(Data entries)
——————————
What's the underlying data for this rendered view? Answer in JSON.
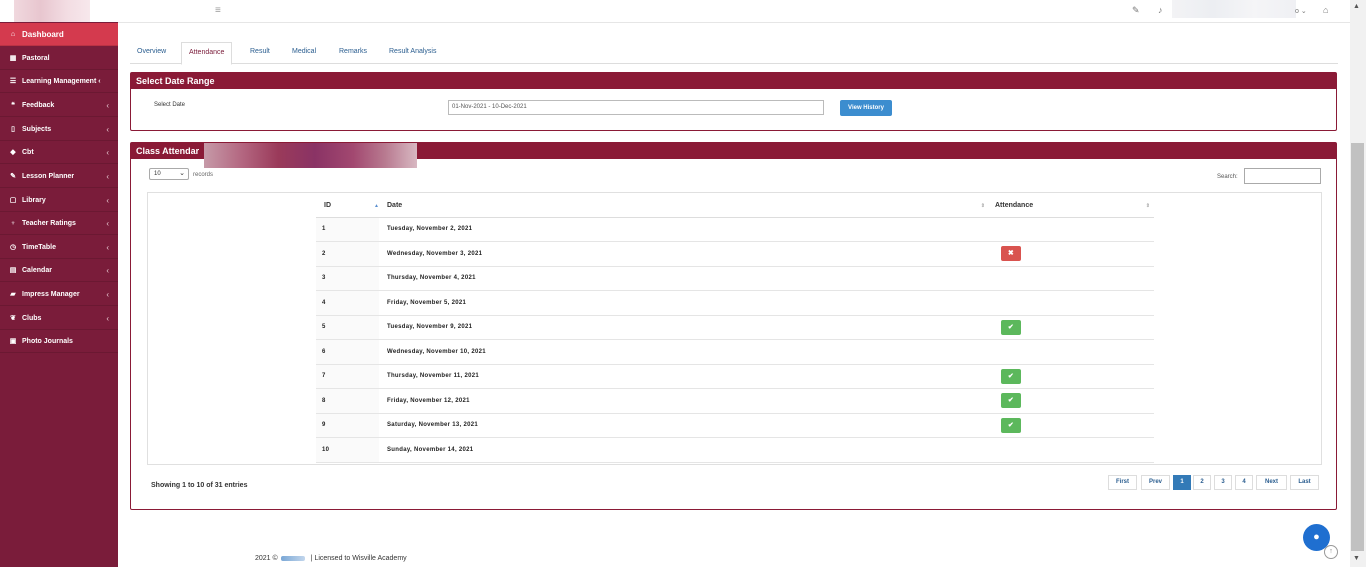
{
  "sidebar": {
    "items": [
      {
        "label": "Dashboard",
        "icon": "home-icon",
        "glyph": "⌂",
        "has_children": false,
        "active": true
      },
      {
        "label": "Pastoral",
        "icon": "grid-icon",
        "glyph": "▦",
        "has_children": false
      },
      {
        "label": "Learning Management ‹",
        "icon": "list-icon",
        "glyph": "☰",
        "has_children": false
      },
      {
        "label": "Feedback",
        "icon": "comments-icon",
        "glyph": "❝",
        "has_children": true
      },
      {
        "label": "Subjects",
        "icon": "book-icon",
        "glyph": "▯",
        "has_children": true
      },
      {
        "label": "Cbt",
        "icon": "graduation-cap-icon",
        "glyph": "◆",
        "has_children": true
      },
      {
        "label": "Lesson Planner",
        "icon": "edit-icon",
        "glyph": "✎",
        "has_children": true
      },
      {
        "label": "Library",
        "icon": "edit-square-icon",
        "glyph": "▢",
        "has_children": true
      },
      {
        "label": "Teacher Ratings",
        "icon": "trophy-icon",
        "glyph": "♆",
        "has_children": true
      },
      {
        "label": "TimeTable",
        "icon": "clock-icon",
        "glyph": "◷",
        "has_children": true
      },
      {
        "label": "Calendar",
        "icon": "calendar-icon",
        "glyph": "▤",
        "has_children": true
      },
      {
        "label": "Impress Manager",
        "icon": "truck-icon",
        "glyph": "▰",
        "has_children": true
      },
      {
        "label": "Clubs",
        "icon": "leaf-icon",
        "glyph": "❦",
        "has_children": true
      },
      {
        "label": "Photo Journals",
        "icon": "film-icon",
        "glyph": "▣",
        "has_children": false
      }
    ],
    "chevron": "‹"
  },
  "topbar": {
    "hamburger": "≡",
    "edit_glyph": "✎",
    "bell_glyph": "♪",
    "user_caret": "o ⌄",
    "home_glyph": "⌂"
  },
  "tabs": [
    "Overview",
    "Attendance",
    "Result",
    "Medical",
    "Remarks",
    "Result Analysis"
  ],
  "date_range": {
    "title": "Select Date Range",
    "label": "Select Date",
    "value": "01-Nov-2021 - 10-Dec-2021",
    "button": "View History"
  },
  "attendance": {
    "title": "Class Attendar",
    "length_value": "10",
    "length_suffix": "records",
    "search_label": "Search:",
    "columns": [
      "ID",
      "Date",
      "Attendance"
    ],
    "rows": [
      {
        "id": "1",
        "date": "Tuesday, November 2, 2021",
        "status": ""
      },
      {
        "id": "2",
        "date": "Wednesday, November 3, 2021",
        "status": "absent"
      },
      {
        "id": "3",
        "date": "Thursday, November 4, 2021",
        "status": ""
      },
      {
        "id": "4",
        "date": "Friday, November 5, 2021",
        "status": ""
      },
      {
        "id": "5",
        "date": "Tuesday, November 9, 2021",
        "status": "present"
      },
      {
        "id": "6",
        "date": "Wednesday, November 10, 2021",
        "status": ""
      },
      {
        "id": "7",
        "date": "Thursday, November 11, 2021",
        "status": "present"
      },
      {
        "id": "8",
        "date": "Friday, November 12, 2021",
        "status": "present"
      },
      {
        "id": "9",
        "date": "Saturday, November 13, 2021",
        "status": "present"
      },
      {
        "id": "10",
        "date": "Sunday, November 14, 2021",
        "status": ""
      }
    ],
    "info": "Showing 1 to 10 of 31 entries",
    "pagination": [
      "First",
      "Prev",
      "1",
      "2",
      "3",
      "4",
      "Next",
      "Last"
    ],
    "current_page": "1"
  },
  "footer": {
    "year": "2021 ©",
    "license": "| Licensed to Wisville Academy"
  },
  "colors": {
    "sidebar": "#7a1c3a",
    "active": "#d43a4e",
    "panel": "#8a1a36",
    "present": "#5cb85c",
    "absent": "#d9534f",
    "link": "#2a5d8f"
  }
}
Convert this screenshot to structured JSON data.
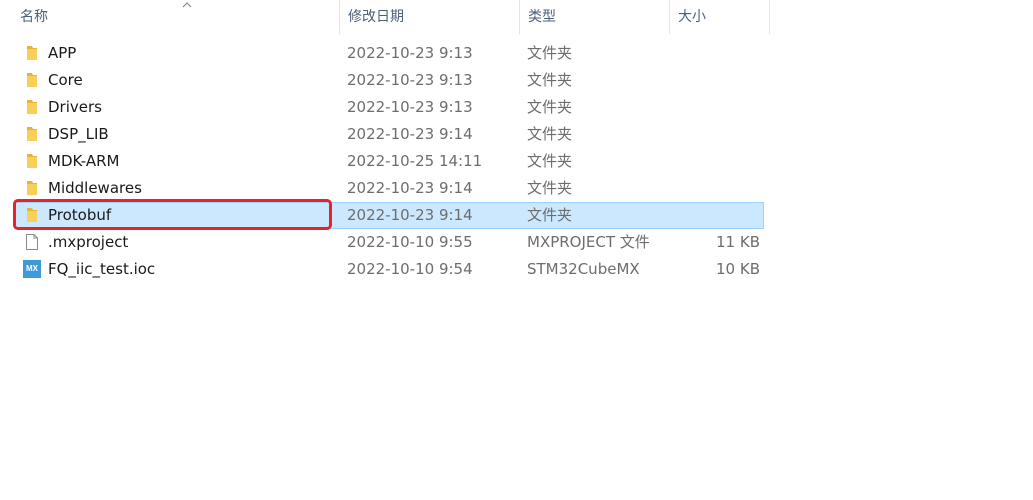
——————————
▸ The request: The data above needs to be retyped exactly, with the images left out.

▸ Task output:
What's the underlying data for this rendered view? Answer in JSON.
{
  "sidebar": {
    "items": [
      {
        "label": "Dashboard",
        "icon": "home-icon",
        "glyph": "⌂",
        "has_children": false,
        "active": true
      },
      {
        "label": "Pastoral",
        "icon": "grid-icon",
        "glyph": "▦",
        "has_children": false
      },
      {
        "label": "Learning Management ‹",
        "icon": "list-icon",
        "glyph": "☰",
        "has_children": false
      },
      {
        "label": "Feedback",
        "icon": "comments-icon",
        "glyph": "❝",
        "has_children": true
      },
      {
        "label": "Subjects",
        "icon": "book-icon",
        "glyph": "▯",
        "has_children": true
      },
      {
        "label": "Cbt",
        "icon": "graduation-cap-icon",
        "glyph": "◆",
        "has_children": true
      },
      {
        "label": "Lesson Planner",
        "icon": "edit-icon",
        "glyph": "✎",
        "has_children": true
      },
      {
        "label": "Library",
        "icon": "edit-square-icon",
        "glyph": "▢",
        "has_children": true
      },
      {
        "label": "Teacher Ratings",
        "icon": "trophy-icon",
        "glyph": "♆",
        "has_children": true
      },
      {
        "label": "TimeTable",
        "icon": "clock-icon",
        "glyph": "◷",
        "has_children": true
      },
      {
        "label": "Calendar",
        "icon": "calendar-icon",
        "glyph": "▤",
        "has_children": true
      },
      {
        "label": "Impress Manager",
        "icon": "truck-icon",
        "glyph": "▰",
        "has_children": true
      },
      {
        "label": "Clubs",
        "icon": "leaf-icon",
        "glyph": "❦",
        "has_children": true
      },
      {
        "label": "Photo Journals",
        "icon": "film-icon",
        "glyph": "▣",
        "has_children": false
      }
    ],
    "chevron": "‹"
  },
  "topbar": {
    "hamburger": "≡",
    "edit_glyph": "✎",
    "bell_glyph": "♪",
    "user_caret": "o ⌄",
    "home_glyph": "⌂"
  },
  "tabs": [
    "Overview",
    "Attendance",
    "Result",
    "Medical",
    "Remarks",
    "Result Analysis"
  ],
  "date_range": {
    "title": "Select Date Range",
    "label": "Select Date",
    "value": "01-Nov-2021 - 10-Dec-2021",
    "button": "View History"
  },
  "attendance": {
    "title": "Class Attendar",
    "length_value": "10",
    "length_suffix": "records",
    "search_label": "Search:",
    "columns": [
      "ID",
      "Date",
      "Attendance"
    ],
    "rows": [
      {
        "id": "1",
        "date": "Tuesday, November 2, 2021",
        "status": ""
      },
      {
        "id": "2",
        "date": "Wednesday, November 3, 2021",
        "status": "absent"
      },
      {
        "id": "3",
        "date": "Thursday, November 4, 2021",
        "status": ""
      },
      {
        "id": "4",
        "date": "Friday, November 5, 2021",
        "status": ""
      },
      {
        "id": "5",
        "date": "Tuesday, November 9, 2021",
        "status": "present"
      },
      {
        "id": "6",
        "date": "Wednesday, November 10, 2021",
        "status": ""
      },
      {
        "id": "7",
        "date": "Thursday, November 11, 2021",
        "status": "present"
      },
      {
        "id": "8",
        "date": "Friday, November 12, 2021",
        "status": "present"
      },
      {
        "id": "9",
        "date": "Saturday, November 13, 2021",
        "status": "present"
      },
      {
        "id": "10",
        "date": "Sunday, November 14, 2021",
        "status": ""
      }
    ],
    "info": "Showing 1 to 10 of 31 entries",
    "pagination": [
      "First",
      "Prev",
      "1",
      "2",
      "3",
      "4",
      "Next",
      "Last"
    ],
    "current_page": "1"
  },
  "footer": {
    "year": "2021 ©",
    "license": "| Licensed to Wisville Academy"
  },
  "colors": {
    "sidebar": "#7a1c3a",
    "active": "#d43a4e",
    "panel": "#8a1a36",
    "present": "#5cb85c",
    "absent": "#d9534f",
    "link": "#2a5d8f"
  }
}
Convert this screenshot to structured JSON data.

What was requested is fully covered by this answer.